Data entries for graphics:
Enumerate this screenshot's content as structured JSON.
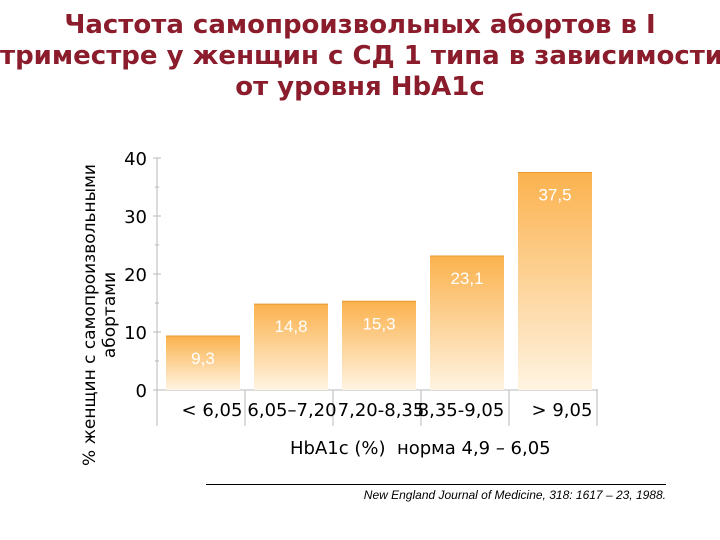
{
  "title_lines": [
    "Частота самопроизвольных абортов в I",
    "триместре у женщин с СД 1 типа в зависимости",
    "от уровня HbA1c"
  ],
  "colors": {
    "title": "#8b1c2b",
    "bar_top": "#fbb24e",
    "bar_bottom": "#fff4e2",
    "value_label": "#ffffff"
  },
  "chart_data": {
    "type": "bar",
    "title": "Частота самопроизвольных абортов в I триместре у женщин с СД 1 типа в зависимости от уровня HbA1c",
    "categories": [
      "< 6,05",
      "6,05–7,20",
      "7,20-8,35",
      "8,35-9,05",
      "> 9,05"
    ],
    "values": [
      9.3,
      14.8,
      15.3,
      23.1,
      37.5
    ],
    "value_labels": [
      "9,3",
      "14,8",
      "15,3",
      "23,1",
      "37,5"
    ],
    "ylabel_lines": [
      "% женщин с самопроизвольными",
      "абортами"
    ],
    "xlabel": "HbA1c (%)",
    "xlabel_note": "норма 4,9 – 6,05",
    "yticks": [
      0,
      10,
      20,
      30,
      40
    ],
    "ytick_labels": [
      "0",
      "10",
      "20",
      "30",
      "40"
    ],
    "ylim": [
      0,
      40
    ],
    "grid": false,
    "legend": "none"
  },
  "source": "New England Journal of Medicine, 318: 1617 – 23, 1988."
}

■ **STATED TASK**
Copy the records above exactly. The pictures are not part of the copy.

■ **RESULT OF THE EXERCISE**
Enumerate this screenshot's content as structured JSON.
{
  "title_lines": [
    "Частота самопроизвольных абортов в I",
    "триместре у женщин с СД 1 типа в зависимости",
    "от уровня HbA1c"
  ],
  "colors": {
    "title": "#8b1c2b",
    "bar_top": "#fbb24e",
    "bar_bottom": "#fff4e2",
    "value_label": "#ffffff"
  },
  "chart_data": {
    "type": "bar",
    "title": "Частота самопроизвольных абортов в I триместре у женщин с СД 1 типа в зависимости от уровня HbA1c",
    "categories": [
      "< 6,05",
      "6,05–7,20",
      "7,20-8,35",
      "8,35-9,05",
      "> 9,05"
    ],
    "values": [
      9.3,
      14.8,
      15.3,
      23.1,
      37.5
    ],
    "value_labels": [
      "9,3",
      "14,8",
      "15,3",
      "23,1",
      "37,5"
    ],
    "ylabel_lines": [
      "% женщин с самопроизвольными",
      "абортами"
    ],
    "xlabel": "HbA1c (%)",
    "xlabel_note": "норма 4,9 – 6,05",
    "yticks": [
      0,
      10,
      20,
      30,
      40
    ],
    "ytick_labels": [
      "0",
      "10",
      "20",
      "30",
      "40"
    ],
    "ylim": [
      0,
      40
    ],
    "grid": false,
    "legend": "none"
  },
  "source": "New England Journal of Medicine, 318: 1617 – 23, 1988."
}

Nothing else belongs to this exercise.